# Required work:
Will you quote all of the entries, word for word?

# Source records:
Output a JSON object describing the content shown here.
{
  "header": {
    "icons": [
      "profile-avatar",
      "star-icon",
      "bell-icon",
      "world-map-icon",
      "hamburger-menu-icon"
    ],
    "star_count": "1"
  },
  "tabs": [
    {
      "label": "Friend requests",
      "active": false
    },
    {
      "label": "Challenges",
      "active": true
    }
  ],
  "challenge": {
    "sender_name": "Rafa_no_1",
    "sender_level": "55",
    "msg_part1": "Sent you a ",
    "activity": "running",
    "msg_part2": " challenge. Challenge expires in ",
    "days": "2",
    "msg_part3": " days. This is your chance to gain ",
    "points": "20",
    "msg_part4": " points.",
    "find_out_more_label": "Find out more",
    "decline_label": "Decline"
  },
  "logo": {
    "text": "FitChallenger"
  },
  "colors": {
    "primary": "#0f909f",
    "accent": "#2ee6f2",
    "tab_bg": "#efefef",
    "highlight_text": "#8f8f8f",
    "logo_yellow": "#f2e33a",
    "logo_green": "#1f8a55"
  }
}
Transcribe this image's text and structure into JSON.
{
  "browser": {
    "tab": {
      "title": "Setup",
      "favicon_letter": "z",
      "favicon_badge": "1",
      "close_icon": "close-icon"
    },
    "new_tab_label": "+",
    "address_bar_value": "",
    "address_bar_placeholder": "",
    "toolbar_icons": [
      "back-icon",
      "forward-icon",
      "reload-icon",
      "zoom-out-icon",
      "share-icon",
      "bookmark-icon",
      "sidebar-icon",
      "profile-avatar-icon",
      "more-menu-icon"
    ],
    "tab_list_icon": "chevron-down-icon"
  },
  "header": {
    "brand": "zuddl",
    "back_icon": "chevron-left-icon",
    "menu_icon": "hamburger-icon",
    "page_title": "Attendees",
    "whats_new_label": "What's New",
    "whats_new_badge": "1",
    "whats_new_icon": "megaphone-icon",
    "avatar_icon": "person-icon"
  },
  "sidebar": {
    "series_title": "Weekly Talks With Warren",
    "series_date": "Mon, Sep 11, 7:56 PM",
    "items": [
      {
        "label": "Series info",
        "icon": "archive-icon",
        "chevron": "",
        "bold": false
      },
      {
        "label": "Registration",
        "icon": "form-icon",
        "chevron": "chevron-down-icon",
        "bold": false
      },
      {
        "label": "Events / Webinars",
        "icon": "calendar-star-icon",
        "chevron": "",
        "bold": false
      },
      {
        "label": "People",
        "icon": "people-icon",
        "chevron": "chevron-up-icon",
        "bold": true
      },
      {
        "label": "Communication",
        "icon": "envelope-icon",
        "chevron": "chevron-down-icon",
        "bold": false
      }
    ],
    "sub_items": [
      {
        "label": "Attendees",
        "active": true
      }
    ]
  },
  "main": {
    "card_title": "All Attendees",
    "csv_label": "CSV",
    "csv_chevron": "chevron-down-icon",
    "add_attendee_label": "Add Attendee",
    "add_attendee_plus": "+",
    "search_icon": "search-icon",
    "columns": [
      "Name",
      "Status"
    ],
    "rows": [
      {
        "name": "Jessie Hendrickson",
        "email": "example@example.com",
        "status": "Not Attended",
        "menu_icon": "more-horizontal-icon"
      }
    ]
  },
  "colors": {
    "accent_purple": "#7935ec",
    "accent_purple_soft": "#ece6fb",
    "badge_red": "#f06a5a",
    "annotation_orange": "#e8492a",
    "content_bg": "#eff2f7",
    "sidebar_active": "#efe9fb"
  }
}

# Written response:
Output a JSON object describing the content shown here.
{
  "header": {
    "icons": [
      "profile-avatar",
      "star-icon",
      "bell-icon",
      "world-map-icon",
      "hamburger-menu-icon"
    ],
    "star_count": "1"
  },
  "tabs": [
    {
      "label": "Friend requests",
      "active": false
    },
    {
      "label": "Challenges",
      "active": true
    }
  ],
  "challenge": {
    "sender_name": "Rafa_no_1",
    "sender_level": "55",
    "msg_part1": "Sent you a ",
    "activity": "running",
    "msg_part2": " challenge. Challenge expires in ",
    "days": "2",
    "msg_part3": " days. This is your chance to gain ",
    "points": "20",
    "msg_part4": " points.",
    "find_out_more_label": "Find out more",
    "decline_label": "Decline"
  },
  "logo": {
    "text": "FitChallenger"
  },
  "colors": {
    "primary": "#0f909f",
    "accent": "#2ee6f2",
    "tab_bg": "#efefef",
    "highlight_text": "#8f8f8f",
    "logo_yellow": "#f2e33a",
    "logo_green": "#1f8a55"
  }
}
Transcribe this image's text and structure into JSON.
{
  "browser": {
    "tab": {
      "title": "Setup",
      "favicon_letter": "z",
      "favicon_badge": "1",
      "close_icon": "close-icon"
    },
    "new_tab_label": "+",
    "address_bar_value": "",
    "address_bar_placeholder": "",
    "toolbar_icons": [
      "back-icon",
      "forward-icon",
      "reload-icon",
      "zoom-out-icon",
      "share-icon",
      "bookmark-icon",
      "sidebar-icon",
      "profile-avatar-icon",
      "more-menu-icon"
    ],
    "tab_list_icon": "chevron-down-icon"
  },
  "header": {
    "brand": "zuddl",
    "back_icon": "chevron-left-icon",
    "menu_icon": "hamburger-icon",
    "page_title": "Attendees",
    "whats_new_label": "What's New",
    "whats_new_badge": "1",
    "whats_new_icon": "megaphone-icon",
    "avatar_icon": "person-icon"
  },
  "sidebar": {
    "series_title": "Weekly Talks With Warren",
    "series_date": "Mon, Sep 11, 7:56 PM",
    "items": [
      {
        "label": "Series info",
        "icon": "archive-icon",
        "chevron": "",
        "bold": false
      },
      {
        "label": "Registration",
        "icon": "form-icon",
        "chevron": "chevron-down-icon",
        "bold": false
      },
      {
        "label": "Events / Webinars",
        "icon": "calendar-star-icon",
        "chevron": "",
        "bold": false
      },
      {
        "label": "People",
        "icon": "people-icon",
        "chevron": "chevron-up-icon",
        "bold": true
      },
      {
        "label": "Communication",
        "icon": "envelope-icon",
        "chevron": "chevron-down-icon",
        "bold": false
      }
    ],
    "sub_items": [
      {
        "label": "Attendees",
        "active": true
      }
    ]
  },
  "main": {
    "card_title": "All Attendees",
    "csv_label": "CSV",
    "csv_chevron": "chevron-down-icon",
    "add_attendee_label": "Add Attendee",
    "add_attendee_plus": "+",
    "search_icon": "search-icon",
    "columns": [
      "Name",
      "Status"
    ],
    "rows": [
      {
        "name": "Jessie Hendrickson",
        "email": "example@example.com",
        "status": "Not Attended",
        "menu_icon": "more-horizontal-icon"
      }
    ]
  },
  "colors": {
    "accent_purple": "#7935ec",
    "accent_purple_soft": "#ece6fb",
    "badge_red": "#f06a5a",
    "annotation_orange": "#e8492a",
    "content_bg": "#eff2f7",
    "sidebar_active": "#efe9fb"
  }
}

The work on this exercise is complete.